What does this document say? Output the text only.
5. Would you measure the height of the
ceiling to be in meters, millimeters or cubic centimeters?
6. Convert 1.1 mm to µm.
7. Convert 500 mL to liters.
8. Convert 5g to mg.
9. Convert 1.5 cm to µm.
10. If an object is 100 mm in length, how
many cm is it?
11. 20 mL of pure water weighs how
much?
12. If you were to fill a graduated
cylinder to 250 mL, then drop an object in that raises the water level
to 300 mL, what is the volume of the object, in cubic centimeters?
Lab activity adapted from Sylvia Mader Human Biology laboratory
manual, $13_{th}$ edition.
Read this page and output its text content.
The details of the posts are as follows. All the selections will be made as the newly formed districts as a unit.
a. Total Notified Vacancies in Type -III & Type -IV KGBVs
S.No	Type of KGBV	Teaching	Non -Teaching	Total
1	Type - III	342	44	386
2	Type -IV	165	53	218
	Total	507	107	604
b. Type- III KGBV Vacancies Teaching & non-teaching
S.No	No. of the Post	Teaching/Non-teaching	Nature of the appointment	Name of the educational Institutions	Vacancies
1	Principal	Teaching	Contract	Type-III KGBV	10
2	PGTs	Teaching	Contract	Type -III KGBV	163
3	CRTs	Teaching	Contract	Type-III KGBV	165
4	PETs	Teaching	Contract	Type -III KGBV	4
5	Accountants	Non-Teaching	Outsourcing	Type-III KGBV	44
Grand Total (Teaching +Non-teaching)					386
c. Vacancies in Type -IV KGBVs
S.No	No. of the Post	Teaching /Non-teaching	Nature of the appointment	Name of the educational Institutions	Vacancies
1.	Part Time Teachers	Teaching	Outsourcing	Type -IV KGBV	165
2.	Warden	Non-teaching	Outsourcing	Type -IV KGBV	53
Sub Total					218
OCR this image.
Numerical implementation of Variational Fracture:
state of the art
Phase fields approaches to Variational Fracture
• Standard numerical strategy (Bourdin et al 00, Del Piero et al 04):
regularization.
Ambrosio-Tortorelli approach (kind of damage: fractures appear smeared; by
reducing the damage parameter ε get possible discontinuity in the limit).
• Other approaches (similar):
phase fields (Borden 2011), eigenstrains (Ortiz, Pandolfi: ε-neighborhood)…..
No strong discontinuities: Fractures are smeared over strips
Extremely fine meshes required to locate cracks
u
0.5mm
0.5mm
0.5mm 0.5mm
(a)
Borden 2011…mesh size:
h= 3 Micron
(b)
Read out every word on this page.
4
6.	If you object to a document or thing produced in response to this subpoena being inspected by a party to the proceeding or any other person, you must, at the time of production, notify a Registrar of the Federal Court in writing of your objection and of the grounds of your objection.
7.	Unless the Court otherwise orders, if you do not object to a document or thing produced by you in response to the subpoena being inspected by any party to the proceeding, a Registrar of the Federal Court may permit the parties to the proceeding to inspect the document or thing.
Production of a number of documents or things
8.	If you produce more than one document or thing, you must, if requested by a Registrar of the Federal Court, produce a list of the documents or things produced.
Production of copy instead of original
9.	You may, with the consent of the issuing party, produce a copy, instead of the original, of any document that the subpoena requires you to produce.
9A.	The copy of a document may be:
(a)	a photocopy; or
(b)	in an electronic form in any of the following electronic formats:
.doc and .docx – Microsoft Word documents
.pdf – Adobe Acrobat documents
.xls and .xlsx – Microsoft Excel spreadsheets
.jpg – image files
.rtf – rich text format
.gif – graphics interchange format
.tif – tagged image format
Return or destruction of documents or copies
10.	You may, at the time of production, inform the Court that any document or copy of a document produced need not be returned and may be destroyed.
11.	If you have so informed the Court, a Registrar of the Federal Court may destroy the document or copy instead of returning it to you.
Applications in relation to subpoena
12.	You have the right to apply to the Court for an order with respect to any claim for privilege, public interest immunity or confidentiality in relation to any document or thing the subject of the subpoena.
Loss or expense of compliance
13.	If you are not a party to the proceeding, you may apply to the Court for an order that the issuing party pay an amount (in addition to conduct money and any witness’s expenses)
++++++++++
▶ [What you will do]:
Repeat back the data above, exact to the last character.

▶ [Result]:
What does this document say? Output the text only.
5. Would you measure the height of the
ceiling to be in meters, millimeters or cubic centimeters?
6. Convert 1.1 mm to µm.
7. Convert 500 mL to liters.
8. Convert 5g to mg.
9. Convert 1.5 cm to µm.
10. If an object is 100 mm in length, how
many cm is it?
11. 20 mL of pure water weighs how
much?
12. If you were to fill a graduated
cylinder to 250 mL, then drop an object in that raises the water level
to 300 mL, what is the volume of the object, in cubic centimeters?
Lab activity adapted from Sylvia Mader Human Biology laboratory
manual, $13_{th}$ edition.
Read this page and output its text content.
The details of the posts are as follows. All the selections will be made as the newly formed districts as a unit.
a. Total Notified Vacancies in Type -III & Type -IV KGBVs
S.No	Type of KGBV	Teaching	Non -Teaching	Total
1	Type - III	342	44	386
2	Type -IV	165	53	218
	Total	507	107	604
b. Type- III KGBV Vacancies Teaching & non-teaching
S.No	No. of the Post	Teaching/Non-teaching	Nature of the appointment	Name of the educational Institutions	Vacancies
1	Principal	Teaching	Contract	Type-III KGBV	10
2	PGTs	Teaching	Contract	Type -III KGBV	163
3	CRTs	Teaching	Contract	Type-III KGBV	165
4	PETs	Teaching	Contract	Type -III KGBV	4
5	Accountants	Non-Teaching	Outsourcing	Type-III KGBV	44
Grand Total (Teaching +Non-teaching)					386
c. Vacancies in Type -IV KGBVs
S.No	No. of the Post	Teaching /Non-teaching	Nature of the appointment	Name of the educational Institutions	Vacancies
1.	Part Time Teachers	Teaching	Outsourcing	Type -IV KGBV	165
2.	Warden	Non-teaching	Outsourcing	Type -IV KGBV	53
Sub Total					218
OCR this image.
Numerical implementation of Variational Fracture:
state of the art
Phase fields approaches to Variational Fracture
• Standard numerical strategy (Bourdin et al 00, Del Piero et al 04):
regularization.
Ambrosio-Tortorelli approach (kind of damage: fractures appear smeared; by
reducing the damage parameter ε get possible discontinuity in the limit).
• Other approaches (similar):
phase fields (Borden 2011), eigenstrains (Ortiz, Pandolfi: ε-neighborhood)…..
No strong discontinuities: Fractures are smeared over strips
Extremely fine meshes required to locate cracks
u
0.5mm
0.5mm
0.5mm 0.5mm
(a)
Borden 2011…mesh size:
h= 3 Micron
(b)
Read out every word on this page.
4
6.	If you object to a document or thing produced in response to this subpoena being inspected by a party to the proceeding or any other person, you must, at the time of production, notify a Registrar of the Federal Court in writing of your objection and of the grounds of your objection.
7.	Unless the Court otherwise orders, if you do not object to a document or thing produced by you in response to the subpoena being inspected by any party to the proceeding, a Registrar of the Federal Court may permit the parties to the proceeding to inspect the document or thing.
Production of a number of documents or things
8.	If you produce more than one document or thing, you must, if requested by a Registrar of the Federal Court, produce a list of the documents or things produced.
Production of copy instead of original
9.	You may, with the consent of the issuing party, produce a copy, instead of the original, of any document that the subpoena requires you to produce.
9A.	The copy of a document may be:
(a)	a photocopy; or
(b)	in an electronic form in any of the following electronic formats:
.doc and .docx – Microsoft Word documents
.pdf – Adobe Acrobat documents
.xls and .xlsx – Microsoft Excel spreadsheets
.jpg – image files
.rtf – rich text format
.gif – graphics interchange format
.tif – tagged image format
Return or destruction of documents or copies
10.	You may, at the time of production, inform the Court that any document or copy of a document produced need not be returned and may be destroyed.
11.	If you have so informed the Court, a Registrar of the Federal Court may destroy the document or copy instead of returning it to you.
Applications in relation to subpoena
12.	You have the right to apply to the Court for an order with respect to any claim for privilege, public interest immunity or confidentiality in relation to any document or thing the subject of the subpoena.
Loss or expense of compliance
13.	If you are not a party to the proceeding, you may apply to the Court for an order that the issuing party pay an amount (in addition to conduct money and any witness’s expenses)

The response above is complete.